--- BEGIN MATERIAL FOR THIS TASK ---

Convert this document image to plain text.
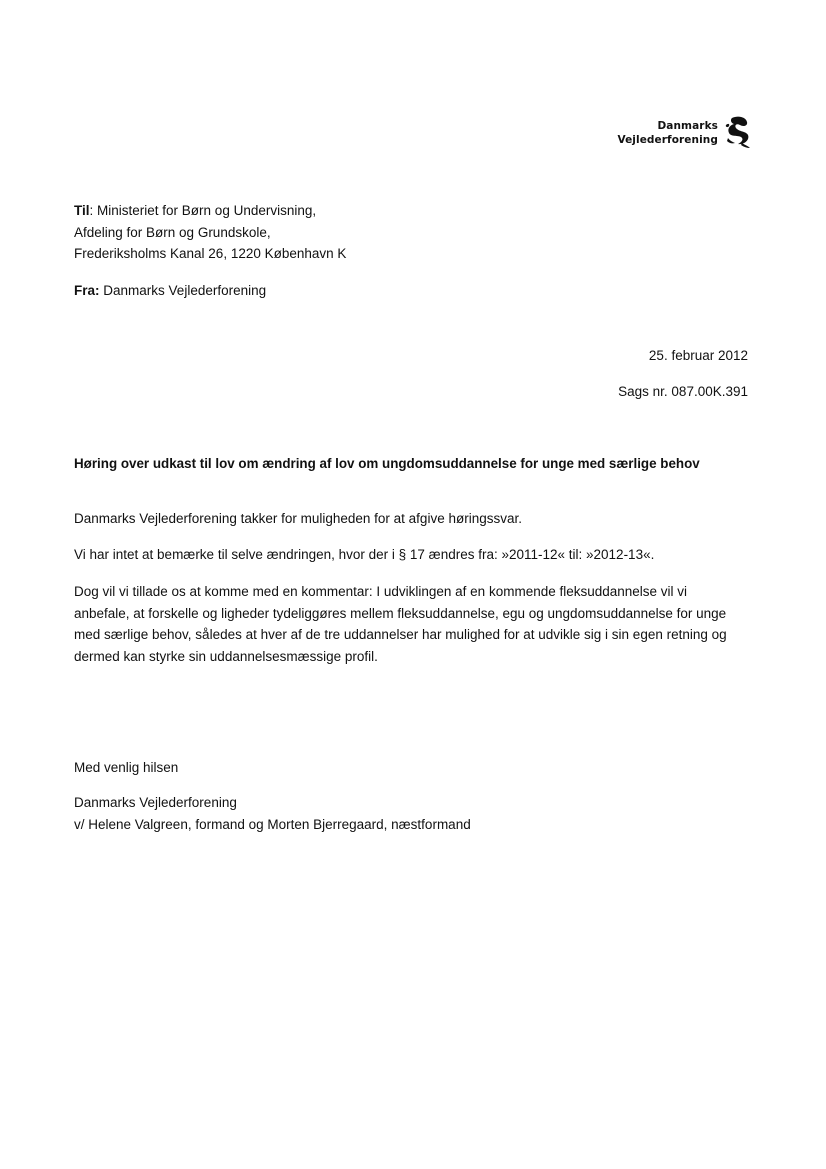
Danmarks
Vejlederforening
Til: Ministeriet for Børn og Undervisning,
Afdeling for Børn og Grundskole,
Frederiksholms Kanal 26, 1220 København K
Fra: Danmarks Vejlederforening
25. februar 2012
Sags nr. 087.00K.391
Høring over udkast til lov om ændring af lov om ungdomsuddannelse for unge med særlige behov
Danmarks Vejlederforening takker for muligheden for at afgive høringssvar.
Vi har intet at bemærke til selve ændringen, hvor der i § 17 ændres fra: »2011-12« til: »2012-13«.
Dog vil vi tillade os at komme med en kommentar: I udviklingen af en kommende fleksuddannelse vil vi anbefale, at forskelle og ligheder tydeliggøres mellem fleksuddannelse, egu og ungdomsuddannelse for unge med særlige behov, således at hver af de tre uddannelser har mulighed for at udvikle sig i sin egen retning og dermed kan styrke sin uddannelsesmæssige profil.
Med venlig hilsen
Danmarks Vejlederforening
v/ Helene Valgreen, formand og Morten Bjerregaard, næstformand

--- END MATERIAL FOR THIS TASK ---

STATED EXERCISE: Quote every record above exactly, omitting any pictures they contain.

ANSWER IN FULL:
Convert this document image to plain text.
Danmarks
Vejlederforening
Til: Ministeriet for Børn og Undervisning,
Afdeling for Børn og Grundskole,
Frederiksholms Kanal 26, 1220 København K
Fra: Danmarks Vejlederforening
25. februar 2012
Sags nr. 087.00K.391
Høring over udkast til lov om ændring af lov om ungdomsuddannelse for unge med særlige behov
Danmarks Vejlederforening takker for muligheden for at afgive høringssvar.
Vi har intet at bemærke til selve ændringen, hvor der i § 17 ændres fra: »2011-12« til: »2012-13«.
Dog vil vi tillade os at komme med en kommentar: I udviklingen af en kommende fleksuddannelse vil vi anbefale, at forskelle og ligheder tydeliggøres mellem fleksuddannelse, egu og ungdomsuddannelse for unge med særlige behov, således at hver af de tre uddannelser har mulighed for at udvikle sig i sin egen retning og dermed kan styrke sin uddannelsesmæssige profil.
Med venlig hilsen
Danmarks Vejlederforening
v/ Helene Valgreen, formand og Morten Bjerregaard, næstformand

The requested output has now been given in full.